## Start Items

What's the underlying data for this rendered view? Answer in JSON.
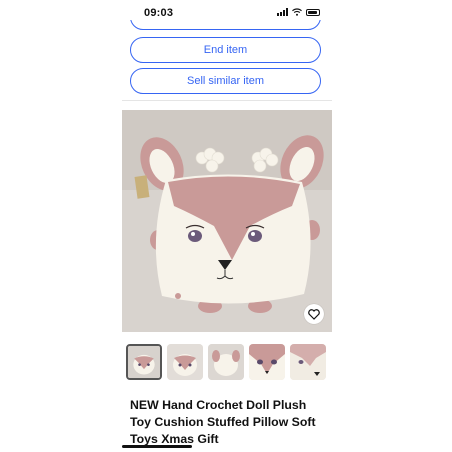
{
  "status_bar": {
    "time": "09:03"
  },
  "actions": {
    "end_item": "End item",
    "sell_similar": "Sell similar item"
  },
  "listing": {
    "title": "NEW  Hand Crochet Doll Plush Toy Cushion Stuffed Pillow Soft Toys Xmas Gift"
  },
  "gallery": {
    "thumbnail_count": 5,
    "selected_index": 0
  },
  "colors": {
    "accent": "#3665f3",
    "pink": "#c99a98",
    "cream": "#f7f3ea"
  },
  "icons": [
    "cellular-signal-icon",
    "wifi-icon",
    "battery-icon",
    "heart-icon"
  ]
}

## End Items

Written exercise:
Every record gets retyped exactly; no picture goes into the copy.

Solution to the problem:
What's the underlying data for this rendered view? Answer in JSON.
{
  "status_bar": {
    "time": "09:03"
  },
  "actions": {
    "end_item": "End item",
    "sell_similar": "Sell similar item"
  },
  "listing": {
    "title": "NEW  Hand Crochet Doll Plush Toy Cushion Stuffed Pillow Soft Toys Xmas Gift"
  },
  "gallery": {
    "thumbnail_count": 5,
    "selected_index": 0
  },
  "colors": {
    "accent": "#3665f3",
    "pink": "#c99a98",
    "cream": "#f7f3ea"
  },
  "icons": [
    "cellular-signal-icon",
    "wifi-icon",
    "battery-icon",
    "heart-icon"
  ]
}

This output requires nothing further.